Omit the pictures and output every entry below exactly as written.

▸ ITEMS:
====

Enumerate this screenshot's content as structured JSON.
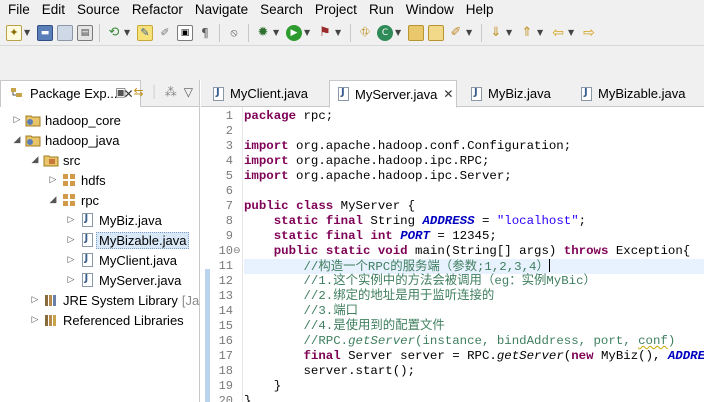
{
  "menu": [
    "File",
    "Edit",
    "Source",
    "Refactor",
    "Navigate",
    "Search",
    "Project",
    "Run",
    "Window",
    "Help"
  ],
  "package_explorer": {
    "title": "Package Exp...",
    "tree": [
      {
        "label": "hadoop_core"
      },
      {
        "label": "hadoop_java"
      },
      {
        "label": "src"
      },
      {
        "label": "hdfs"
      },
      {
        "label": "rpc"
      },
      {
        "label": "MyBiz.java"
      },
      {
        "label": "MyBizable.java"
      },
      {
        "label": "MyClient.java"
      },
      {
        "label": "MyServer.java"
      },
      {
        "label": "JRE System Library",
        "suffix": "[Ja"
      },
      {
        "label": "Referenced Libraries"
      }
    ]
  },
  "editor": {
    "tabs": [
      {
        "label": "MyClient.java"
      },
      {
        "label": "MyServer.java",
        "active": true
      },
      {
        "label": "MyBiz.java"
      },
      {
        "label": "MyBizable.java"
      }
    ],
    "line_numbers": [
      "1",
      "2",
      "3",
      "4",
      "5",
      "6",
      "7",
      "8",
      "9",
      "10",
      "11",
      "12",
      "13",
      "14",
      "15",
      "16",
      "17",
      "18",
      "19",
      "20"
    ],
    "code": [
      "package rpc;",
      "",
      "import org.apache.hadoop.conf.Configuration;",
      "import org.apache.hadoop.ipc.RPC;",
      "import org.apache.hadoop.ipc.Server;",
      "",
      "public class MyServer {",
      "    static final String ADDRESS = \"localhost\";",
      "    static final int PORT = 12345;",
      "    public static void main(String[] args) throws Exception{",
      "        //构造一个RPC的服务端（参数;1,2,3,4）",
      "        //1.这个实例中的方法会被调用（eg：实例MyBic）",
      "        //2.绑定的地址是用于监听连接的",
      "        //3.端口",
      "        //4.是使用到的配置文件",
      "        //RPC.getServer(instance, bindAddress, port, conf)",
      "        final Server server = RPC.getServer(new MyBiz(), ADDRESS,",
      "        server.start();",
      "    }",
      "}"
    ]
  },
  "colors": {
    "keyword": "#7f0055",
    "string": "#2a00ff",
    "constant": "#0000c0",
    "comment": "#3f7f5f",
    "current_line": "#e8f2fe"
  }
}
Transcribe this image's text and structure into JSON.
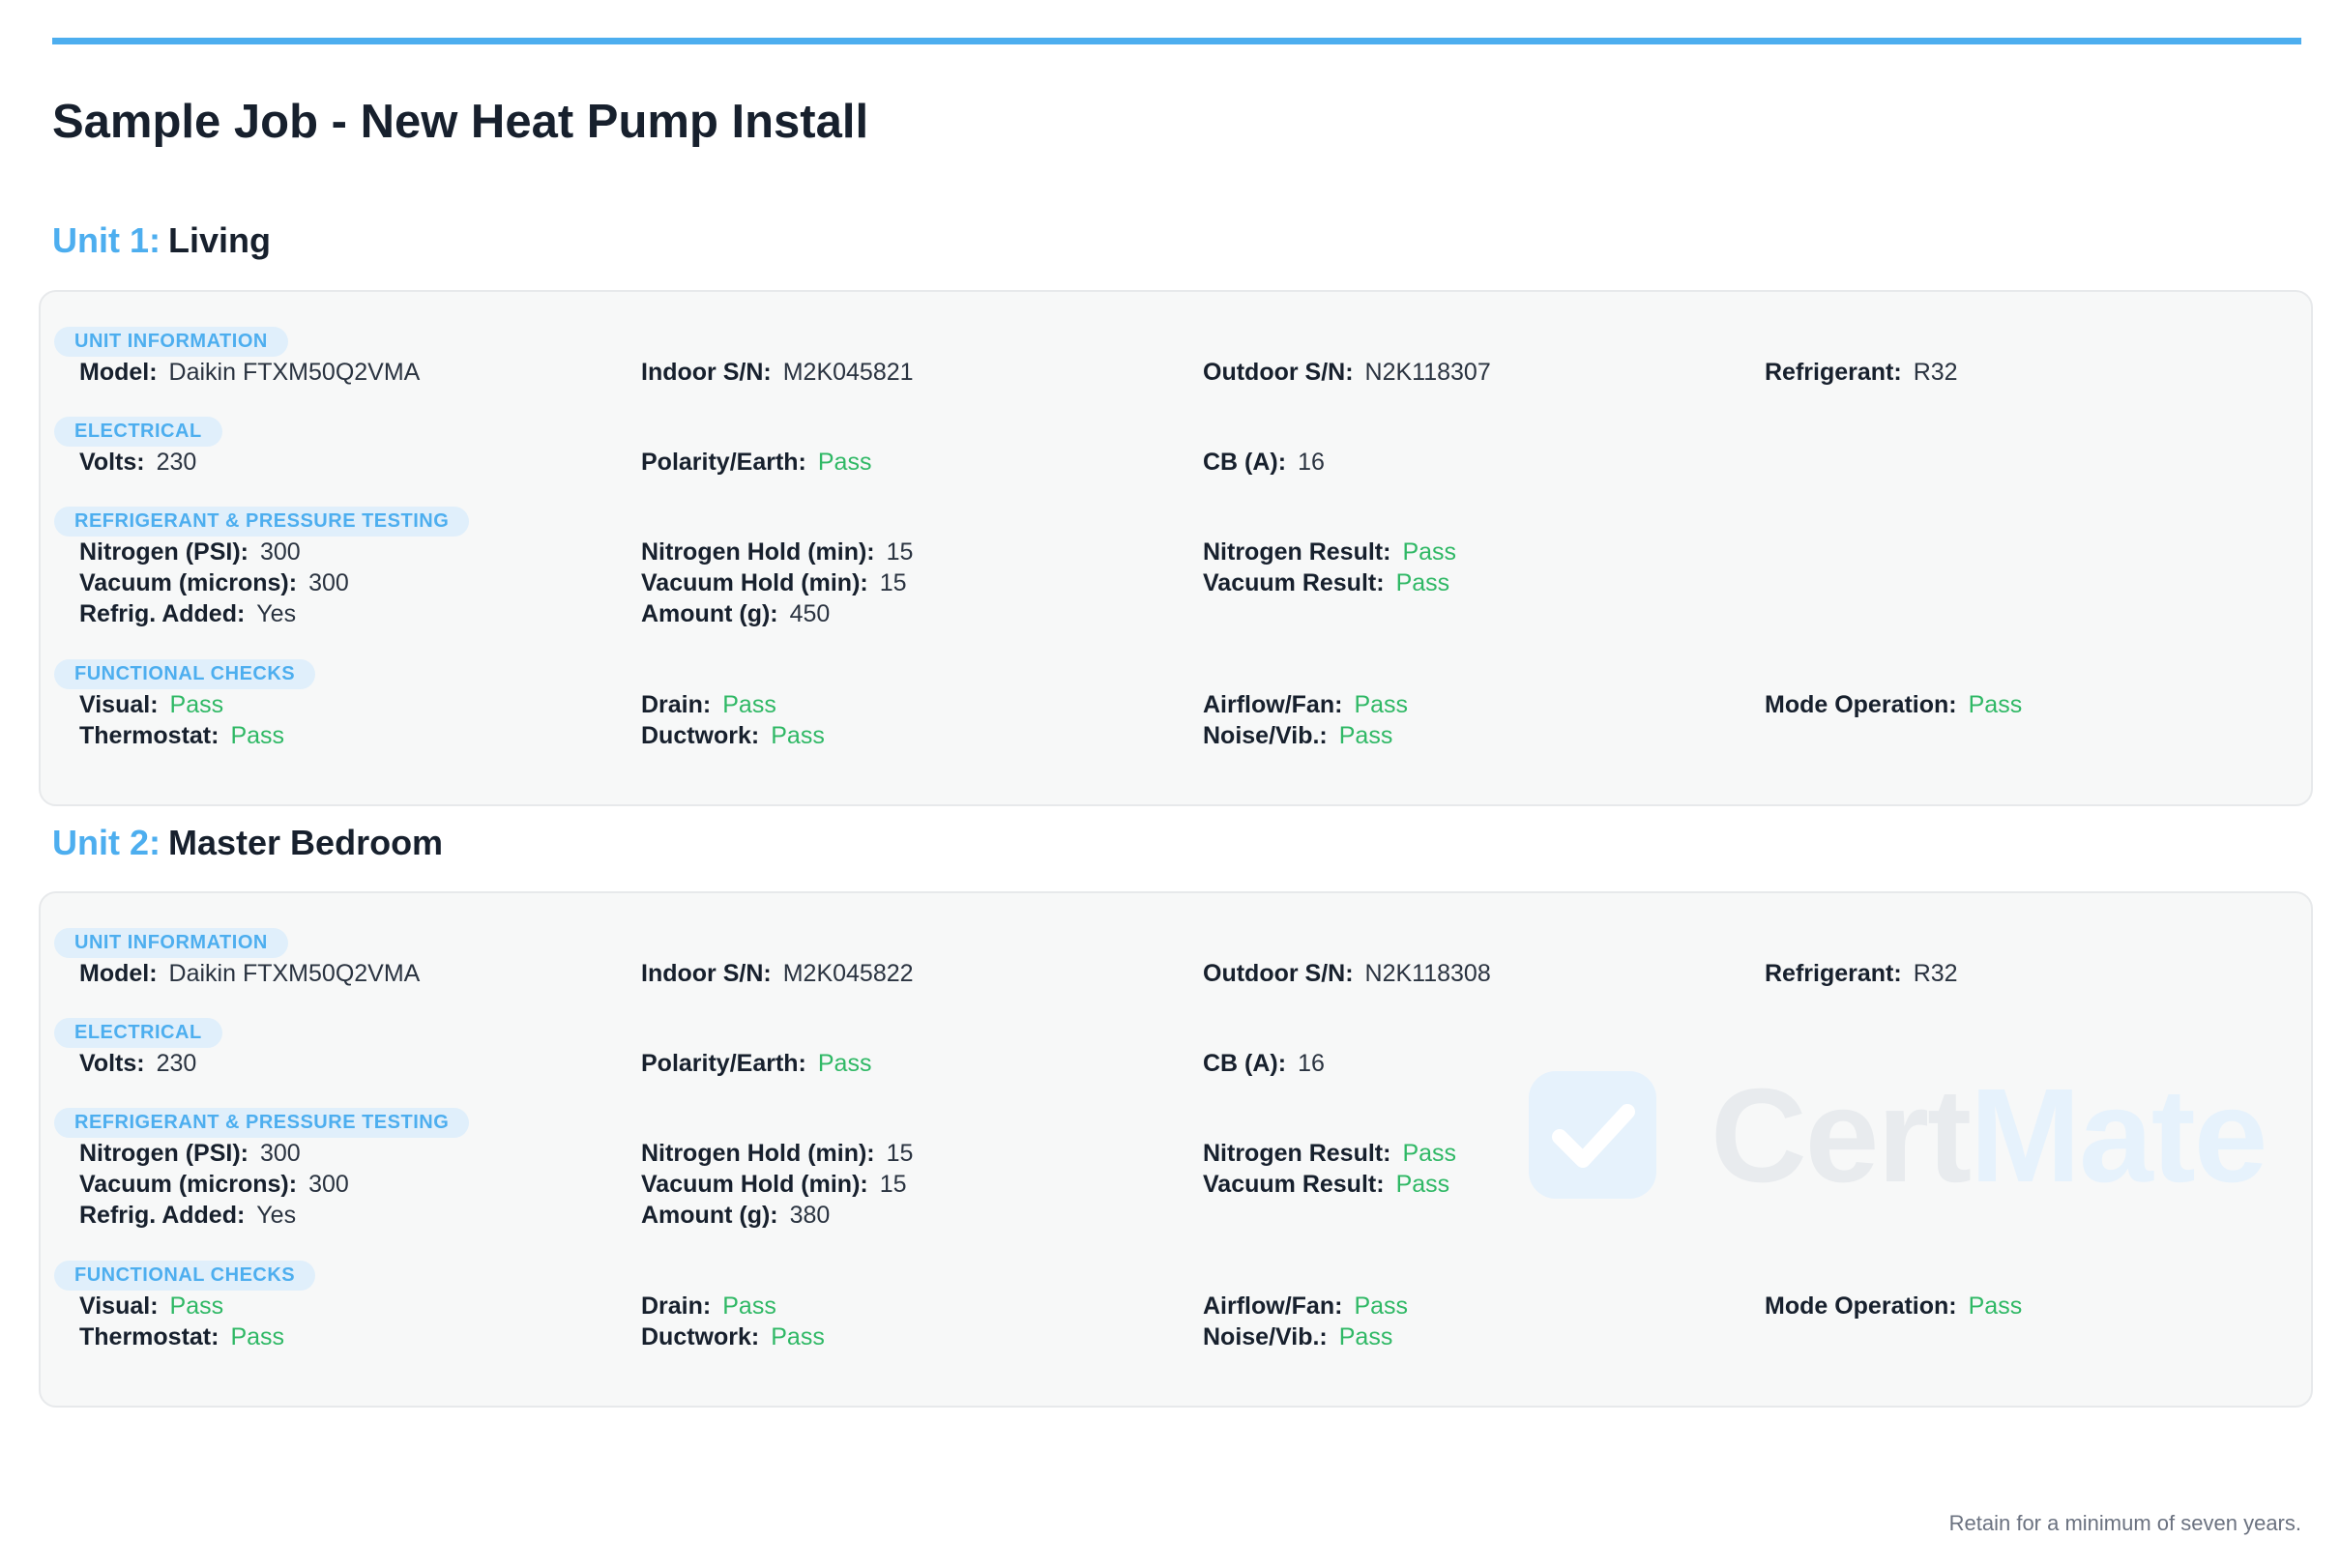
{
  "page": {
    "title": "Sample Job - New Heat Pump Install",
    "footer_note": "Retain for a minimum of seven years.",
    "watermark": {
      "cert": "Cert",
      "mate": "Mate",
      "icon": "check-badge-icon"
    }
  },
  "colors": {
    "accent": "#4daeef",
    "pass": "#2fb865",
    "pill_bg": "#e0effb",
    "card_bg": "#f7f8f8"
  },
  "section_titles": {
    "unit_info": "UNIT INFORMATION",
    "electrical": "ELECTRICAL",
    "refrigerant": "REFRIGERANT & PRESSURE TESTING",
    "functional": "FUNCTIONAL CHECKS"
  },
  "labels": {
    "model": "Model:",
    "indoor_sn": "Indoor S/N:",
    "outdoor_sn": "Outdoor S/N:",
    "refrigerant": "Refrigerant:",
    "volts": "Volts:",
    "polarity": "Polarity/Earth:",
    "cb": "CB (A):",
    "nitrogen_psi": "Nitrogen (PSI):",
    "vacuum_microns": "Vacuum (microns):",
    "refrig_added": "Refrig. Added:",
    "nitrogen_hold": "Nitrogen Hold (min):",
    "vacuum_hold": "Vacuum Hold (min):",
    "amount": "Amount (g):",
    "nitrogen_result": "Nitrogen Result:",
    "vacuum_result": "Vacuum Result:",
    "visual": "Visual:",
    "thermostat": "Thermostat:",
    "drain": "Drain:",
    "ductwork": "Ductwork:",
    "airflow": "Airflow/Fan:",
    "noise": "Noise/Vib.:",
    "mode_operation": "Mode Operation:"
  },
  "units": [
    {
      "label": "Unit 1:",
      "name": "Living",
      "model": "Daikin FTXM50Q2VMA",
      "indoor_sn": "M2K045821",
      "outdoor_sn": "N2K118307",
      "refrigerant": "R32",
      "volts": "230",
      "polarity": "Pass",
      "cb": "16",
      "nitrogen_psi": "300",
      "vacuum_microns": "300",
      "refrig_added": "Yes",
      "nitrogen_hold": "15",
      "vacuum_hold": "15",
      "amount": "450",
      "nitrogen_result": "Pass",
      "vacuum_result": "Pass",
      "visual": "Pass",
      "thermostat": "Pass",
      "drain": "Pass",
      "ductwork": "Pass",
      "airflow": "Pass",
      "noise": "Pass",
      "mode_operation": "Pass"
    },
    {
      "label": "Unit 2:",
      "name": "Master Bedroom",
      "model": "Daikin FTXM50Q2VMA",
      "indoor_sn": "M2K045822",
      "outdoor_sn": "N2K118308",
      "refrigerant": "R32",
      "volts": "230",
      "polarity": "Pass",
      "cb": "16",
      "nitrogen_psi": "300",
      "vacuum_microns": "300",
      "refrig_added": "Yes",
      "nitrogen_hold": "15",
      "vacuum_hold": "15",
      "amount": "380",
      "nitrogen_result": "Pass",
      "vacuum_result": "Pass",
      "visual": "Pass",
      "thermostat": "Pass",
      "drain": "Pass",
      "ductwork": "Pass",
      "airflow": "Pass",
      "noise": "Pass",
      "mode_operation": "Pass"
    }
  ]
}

====

▸ COMPLETE OUTPUT:
Enumerate this screenshot's content as structured JSON.
{
  "menu": [
    "File",
    "Edit",
    "Source",
    "Refactor",
    "Navigate",
    "Search",
    "Project",
    "Run",
    "Window",
    "Help"
  ],
  "package_explorer": {
    "title": "Package Exp...",
    "tree": [
      {
        "label": "hadoop_core"
      },
      {
        "label": "hadoop_java"
      },
      {
        "label": "src"
      },
      {
        "label": "hdfs"
      },
      {
        "label": "rpc"
      },
      {
        "label": "MyBiz.java"
      },
      {
        "label": "MyBizable.java"
      },
      {
        "label": "MyClient.java"
      },
      {
        "label": "MyServer.java"
      },
      {
        "label": "JRE System Library",
        "suffix": "[Ja"
      },
      {
        "label": "Referenced Libraries"
      }
    ]
  },
  "editor": {
    "tabs": [
      {
        "label": "MyClient.java"
      },
      {
        "label": "MyServer.java",
        "active": true
      },
      {
        "label": "MyBiz.java"
      },
      {
        "label": "MyBizable.java"
      }
    ],
    "line_numbers": [
      "1",
      "2",
      "3",
      "4",
      "5",
      "6",
      "7",
      "8",
      "9",
      "10",
      "11",
      "12",
      "13",
      "14",
      "15",
      "16",
      "17",
      "18",
      "19",
      "20"
    ],
    "code": [
      "package rpc;",
      "",
      "import org.apache.hadoop.conf.Configuration;",
      "import org.apache.hadoop.ipc.RPC;",
      "import org.apache.hadoop.ipc.Server;",
      "",
      "public class MyServer {",
      "    static final String ADDRESS = \"localhost\";",
      "    static final int PORT = 12345;",
      "    public static void main(String[] args) throws Exception{",
      "        //构造一个RPC的服务端（参数;1,2,3,4）",
      "        //1.这个实例中的方法会被调用（eg：实例MyBic）",
      "        //2.绑定的地址是用于监听连接的",
      "        //3.端口",
      "        //4.是使用到的配置文件",
      "        //RPC.getServer(instance, bindAddress, port, conf)",
      "        final Server server = RPC.getServer(new MyBiz(), ADDRESS,",
      "        server.start();",
      "    }",
      "}"
    ]
  },
  "colors": {
    "keyword": "#7f0055",
    "string": "#2a00ff",
    "constant": "#0000c0",
    "comment": "#3f7f5f",
    "current_line": "#e8f2fe"
  }
}
Transcribe this image's text and structure into JSON.
{
  "page": {
    "title": "Sample Job - New Heat Pump Install",
    "footer_note": "Retain for a minimum of seven years.",
    "watermark": {
      "cert": "Cert",
      "mate": "Mate",
      "icon": "check-badge-icon"
    }
  },
  "colors": {
    "accent": "#4daeef",
    "pass": "#2fb865",
    "pill_bg": "#e0effb",
    "card_bg": "#f7f8f8"
  },
  "section_titles": {
    "unit_info": "UNIT INFORMATION",
    "electrical": "ELECTRICAL",
    "refrigerant": "REFRIGERANT & PRESSURE TESTING",
    "functional": "FUNCTIONAL CHECKS"
  },
  "labels": {
    "model": "Model:",
    "indoor_sn": "Indoor S/N:",
    "outdoor_sn": "Outdoor S/N:",
    "refrigerant": "Refrigerant:",
    "volts": "Volts:",
    "polarity": "Polarity/Earth:",
    "cb": "CB (A):",
    "nitrogen_psi": "Nitrogen (PSI):",
    "vacuum_microns": "Vacuum (microns):",
    "refrig_added": "Refrig. Added:",
    "nitrogen_hold": "Nitrogen Hold (min):",
    "vacuum_hold": "Vacuum Hold (min):",
    "amount": "Amount (g):",
    "nitrogen_result": "Nitrogen Result:",
    "vacuum_result": "Vacuum Result:",
    "visual": "Visual:",
    "thermostat": "Thermostat:",
    "drain": "Drain:",
    "ductwork": "Ductwork:",
    "airflow": "Airflow/Fan:",
    "noise": "Noise/Vib.:",
    "mode_operation": "Mode Operation:"
  },
  "units": [
    {
      "label": "Unit 1:",
      "name": "Living",
      "model": "Daikin FTXM50Q2VMA",
      "indoor_sn": "M2K045821",
      "outdoor_sn": "N2K118307",
      "refrigerant": "R32",
      "volts": "230",
      "polarity": "Pass",
      "cb": "16",
      "nitrogen_psi": "300",
      "vacuum_microns": "300",
      "refrig_added": "Yes",
      "nitrogen_hold": "15",
      "vacuum_hold": "15",
      "amount": "450",
      "nitrogen_result": "Pass",
      "vacuum_result": "Pass",
      "visual": "Pass",
      "thermostat": "Pass",
      "drain": "Pass",
      "ductwork": "Pass",
      "airflow": "Pass",
      "noise": "Pass",
      "mode_operation": "Pass"
    },
    {
      "label": "Unit 2:",
      "name": "Master Bedroom",
      "model": "Daikin FTXM50Q2VMA",
      "indoor_sn": "M2K045822",
      "outdoor_sn": "N2K118308",
      "refrigerant": "R32",
      "volts": "230",
      "polarity": "Pass",
      "cb": "16",
      "nitrogen_psi": "300",
      "vacuum_microns": "300",
      "refrig_added": "Yes",
      "nitrogen_hold": "15",
      "vacuum_hold": "15",
      "amount": "380",
      "nitrogen_result": "Pass",
      "vacuum_result": "Pass",
      "visual": "Pass",
      "thermostat": "Pass",
      "drain": "Pass",
      "ductwork": "Pass",
      "airflow": "Pass",
      "noise": "Pass",
      "mode_operation": "Pass"
    }
  ]
}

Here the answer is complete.